GIVEN TASK.
Reproduce each line of the material precisely.

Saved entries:
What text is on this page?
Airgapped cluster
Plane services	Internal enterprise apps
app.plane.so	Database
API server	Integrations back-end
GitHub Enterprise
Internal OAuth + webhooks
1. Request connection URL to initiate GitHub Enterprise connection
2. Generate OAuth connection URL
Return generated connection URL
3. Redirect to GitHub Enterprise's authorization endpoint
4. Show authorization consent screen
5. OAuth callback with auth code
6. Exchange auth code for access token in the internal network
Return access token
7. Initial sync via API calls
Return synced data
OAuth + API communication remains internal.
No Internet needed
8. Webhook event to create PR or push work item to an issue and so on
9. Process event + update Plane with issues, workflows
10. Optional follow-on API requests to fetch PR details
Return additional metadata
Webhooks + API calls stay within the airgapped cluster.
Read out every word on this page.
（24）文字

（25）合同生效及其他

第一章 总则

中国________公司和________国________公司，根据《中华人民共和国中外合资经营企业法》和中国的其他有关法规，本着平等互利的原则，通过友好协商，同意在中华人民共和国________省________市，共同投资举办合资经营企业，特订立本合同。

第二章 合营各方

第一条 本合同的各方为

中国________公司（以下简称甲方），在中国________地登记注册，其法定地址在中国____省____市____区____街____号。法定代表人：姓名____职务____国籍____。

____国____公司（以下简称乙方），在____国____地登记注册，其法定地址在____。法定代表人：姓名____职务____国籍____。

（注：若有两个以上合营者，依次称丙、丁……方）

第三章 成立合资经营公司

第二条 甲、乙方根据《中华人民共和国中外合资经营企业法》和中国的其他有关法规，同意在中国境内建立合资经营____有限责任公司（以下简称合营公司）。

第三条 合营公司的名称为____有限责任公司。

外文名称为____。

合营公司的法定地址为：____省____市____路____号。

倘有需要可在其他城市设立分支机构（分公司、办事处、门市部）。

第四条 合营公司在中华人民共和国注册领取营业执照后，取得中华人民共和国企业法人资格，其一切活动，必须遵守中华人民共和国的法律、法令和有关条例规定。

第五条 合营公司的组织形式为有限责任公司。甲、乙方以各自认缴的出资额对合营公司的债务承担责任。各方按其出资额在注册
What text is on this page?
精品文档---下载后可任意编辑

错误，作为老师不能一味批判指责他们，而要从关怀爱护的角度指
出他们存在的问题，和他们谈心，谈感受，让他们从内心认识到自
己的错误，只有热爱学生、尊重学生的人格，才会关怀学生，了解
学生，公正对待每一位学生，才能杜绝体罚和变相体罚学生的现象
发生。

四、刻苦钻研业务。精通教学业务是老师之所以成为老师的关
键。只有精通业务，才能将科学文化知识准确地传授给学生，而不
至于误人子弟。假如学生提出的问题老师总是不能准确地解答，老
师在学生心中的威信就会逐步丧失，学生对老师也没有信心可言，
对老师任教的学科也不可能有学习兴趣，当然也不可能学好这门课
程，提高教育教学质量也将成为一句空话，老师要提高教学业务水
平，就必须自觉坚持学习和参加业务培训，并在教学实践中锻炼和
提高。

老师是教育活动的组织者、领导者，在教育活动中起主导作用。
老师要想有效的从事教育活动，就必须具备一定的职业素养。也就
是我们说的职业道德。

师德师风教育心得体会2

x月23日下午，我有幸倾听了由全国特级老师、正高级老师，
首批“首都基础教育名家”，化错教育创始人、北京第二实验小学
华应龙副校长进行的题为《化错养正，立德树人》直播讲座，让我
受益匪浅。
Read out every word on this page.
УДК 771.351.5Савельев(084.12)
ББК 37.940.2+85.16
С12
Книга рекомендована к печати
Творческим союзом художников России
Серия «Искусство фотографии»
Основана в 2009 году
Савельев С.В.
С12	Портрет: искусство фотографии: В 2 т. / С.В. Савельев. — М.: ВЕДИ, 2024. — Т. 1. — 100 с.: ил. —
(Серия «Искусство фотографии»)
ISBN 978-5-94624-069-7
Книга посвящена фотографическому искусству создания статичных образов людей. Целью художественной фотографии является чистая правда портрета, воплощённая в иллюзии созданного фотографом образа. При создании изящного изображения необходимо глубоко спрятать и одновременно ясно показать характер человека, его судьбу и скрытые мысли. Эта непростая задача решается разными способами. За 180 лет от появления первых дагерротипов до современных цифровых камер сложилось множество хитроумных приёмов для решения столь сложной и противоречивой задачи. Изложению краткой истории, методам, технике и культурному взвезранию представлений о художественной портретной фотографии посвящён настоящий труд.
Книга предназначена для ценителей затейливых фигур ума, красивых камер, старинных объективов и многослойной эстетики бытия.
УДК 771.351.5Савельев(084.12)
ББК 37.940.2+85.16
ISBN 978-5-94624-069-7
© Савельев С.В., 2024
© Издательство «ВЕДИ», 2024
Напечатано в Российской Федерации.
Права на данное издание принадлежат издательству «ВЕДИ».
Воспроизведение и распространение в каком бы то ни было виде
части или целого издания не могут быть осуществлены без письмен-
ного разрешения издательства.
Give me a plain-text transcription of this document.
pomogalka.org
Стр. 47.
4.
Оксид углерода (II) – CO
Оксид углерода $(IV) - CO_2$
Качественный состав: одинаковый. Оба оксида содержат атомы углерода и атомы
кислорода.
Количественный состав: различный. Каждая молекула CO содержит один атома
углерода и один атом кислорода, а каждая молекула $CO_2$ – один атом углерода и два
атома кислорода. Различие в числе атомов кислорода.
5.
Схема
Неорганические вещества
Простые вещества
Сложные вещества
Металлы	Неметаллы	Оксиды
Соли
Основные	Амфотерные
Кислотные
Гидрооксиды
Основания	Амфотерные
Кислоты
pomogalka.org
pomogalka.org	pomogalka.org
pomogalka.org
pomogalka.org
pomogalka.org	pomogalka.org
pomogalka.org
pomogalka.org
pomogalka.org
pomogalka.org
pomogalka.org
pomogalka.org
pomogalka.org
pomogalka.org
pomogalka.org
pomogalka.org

FULL SOLUTION.
What text is on this page?
Airgapped cluster
Plane services	Internal enterprise apps
app.plane.so	Database
API server	Integrations back-end
GitHub Enterprise
Internal OAuth + webhooks
1. Request connection URL to initiate GitHub Enterprise connection
2. Generate OAuth connection URL
Return generated connection URL
3. Redirect to GitHub Enterprise's authorization endpoint
4. Show authorization consent screen
5. OAuth callback with auth code
6. Exchange auth code for access token in the internal network
Return access token
7. Initial sync via API calls
Return synced data
OAuth + API communication remains internal.
No Internet needed
8. Webhook event to create PR or push work item to an issue and so on
9. Process event + update Plane with issues, workflows
10. Optional follow-on API requests to fetch PR details
Return additional metadata
Webhooks + API calls stay within the airgapped cluster.
Read out every word on this page.
（24）文字

（25）合同生效及其他

第一章 总则

中国________公司和________国________公司，根据《中华人民共和国中外合资经营企业法》和中国的其他有关法规，本着平等互利的原则，通过友好协商，同意在中华人民共和国________省________市，共同投资举办合资经营企业，特订立本合同。

第二章 合营各方

第一条 本合同的各方为

中国________公司（以下简称甲方），在中国________地登记注册，其法定地址在中国____省____市____区____街____号。法定代表人：姓名____职务____国籍____。

____国____公司（以下简称乙方），在____国____地登记注册，其法定地址在____。法定代表人：姓名____职务____国籍____。

（注：若有两个以上合营者，依次称丙、丁……方）

第三章 成立合资经营公司

第二条 甲、乙方根据《中华人民共和国中外合资经营企业法》和中国的其他有关法规，同意在中国境内建立合资经营____有限责任公司（以下简称合营公司）。

第三条 合营公司的名称为____有限责任公司。

外文名称为____。

合营公司的法定地址为：____省____市____路____号。

倘有需要可在其他城市设立分支机构（分公司、办事处、门市部）。

第四条 合营公司在中华人民共和国注册领取营业执照后，取得中华人民共和国企业法人资格，其一切活动，必须遵守中华人民共和国的法律、法令和有关条例规定。

第五条 合营公司的组织形式为有限责任公司。甲、乙方以各自认缴的出资额对合营公司的债务承担责任。各方按其出资额在注册
What text is on this page?
精品文档---下载后可任意编辑

错误，作为老师不能一味批判指责他们，而要从关怀爱护的角度指
出他们存在的问题，和他们谈心，谈感受，让他们从内心认识到自
己的错误，只有热爱学生、尊重学生的人格，才会关怀学生，了解
学生，公正对待每一位学生，才能杜绝体罚和变相体罚学生的现象
发生。

四、刻苦钻研业务。精通教学业务是老师之所以成为老师的关
键。只有精通业务，才能将科学文化知识准确地传授给学生，而不
至于误人子弟。假如学生提出的问题老师总是不能准确地解答，老
师在学生心中的威信就会逐步丧失，学生对老师也没有信心可言，
对老师任教的学科也不可能有学习兴趣，当然也不可能学好这门课
程，提高教育教学质量也将成为一句空话，老师要提高教学业务水
平，就必须自觉坚持学习和参加业务培训，并在教学实践中锻炼和
提高。

老师是教育活动的组织者、领导者，在教育活动中起主导作用。
老师要想有效的从事教育活动，就必须具备一定的职业素养。也就
是我们说的职业道德。

师德师风教育心得体会2

x月23日下午，我有幸倾听了由全国特级老师、正高级老师，
首批“首都基础教育名家”，化错教育创始人、北京第二实验小学
华应龙副校长进行的题为《化错养正，立德树人》直播讲座，让我
受益匪浅。
Read out every word on this page.
УДК 771.351.5Савельев(084.12)
ББК 37.940.2+85.16
С12
Книга рекомендована к печати
Творческим союзом художников России
Серия «Искусство фотографии»
Основана в 2009 году
Савельев С.В.
С12	Портрет: искусство фотографии: В 2 т. / С.В. Савельев. — М.: ВЕДИ, 2024. — Т. 1. — 100 с.: ил. —
(Серия «Искусство фотографии»)
ISBN 978-5-94624-069-7
Книга посвящена фотографическому искусству создания статичных образов людей. Целью художественной фотографии является чистая правда портрета, воплощённая в иллюзии созданного фотографом образа. При создании изящного изображения необходимо глубоко спрятать и одновременно ясно показать характер человека, его судьбу и скрытые мысли. Эта непростая задача решается разными способами. За 180 лет от появления первых дагерротипов до современных цифровых камер сложилось множество хитроумных приёмов для решения столь сложной и противоречивой задачи. Изложению краткой истории, методам, технике и культурному взвезранию представлений о художественной портретной фотографии посвящён настоящий труд.
Книга предназначена для ценителей затейливых фигур ума, красивых камер, старинных объективов и многослойной эстетики бытия.
УДК 771.351.5Савельев(084.12)
ББК 37.940.2+85.16
ISBN 978-5-94624-069-7
© Савельев С.В., 2024
© Издательство «ВЕДИ», 2024
Напечатано в Российской Федерации.
Права на данное издание принадлежат издательству «ВЕДИ».
Воспроизведение и распространение в каком бы то ни было виде
части или целого издания не могут быть осуществлены без письмен-
ного разрешения издательства.
Give me a plain-text transcription of this document.
pomogalka.org
Стр. 47.
4.
Оксид углерода (II) – CO
Оксид углерода $(IV) - CO_2$
Качественный состав: одинаковый. Оба оксида содержат атомы углерода и атомы
кислорода.
Количественный состав: различный. Каждая молекула CO содержит один атома
углерода и один атом кислорода, а каждая молекула $CO_2$ – один атом углерода и два
атома кислорода. Различие в числе атомов кислорода.
5.
Схема
Неорганические вещества
Простые вещества
Сложные вещества
Металлы	Неметаллы	Оксиды
Соли
Основные	Амфотерные
Кислотные
Гидрооксиды
Основания	Амфотерные
Кислоты
pomogalka.org
pomogalka.org	pomogalka.org
pomogalka.org
pomogalka.org
pomogalka.org	pomogalka.org
pomogalka.org
pomogalka.org
pomogalka.org
pomogalka.org
pomogalka.org
pomogalka.org
pomogalka.org
pomogalka.org
pomogalka.org
pomogalka.org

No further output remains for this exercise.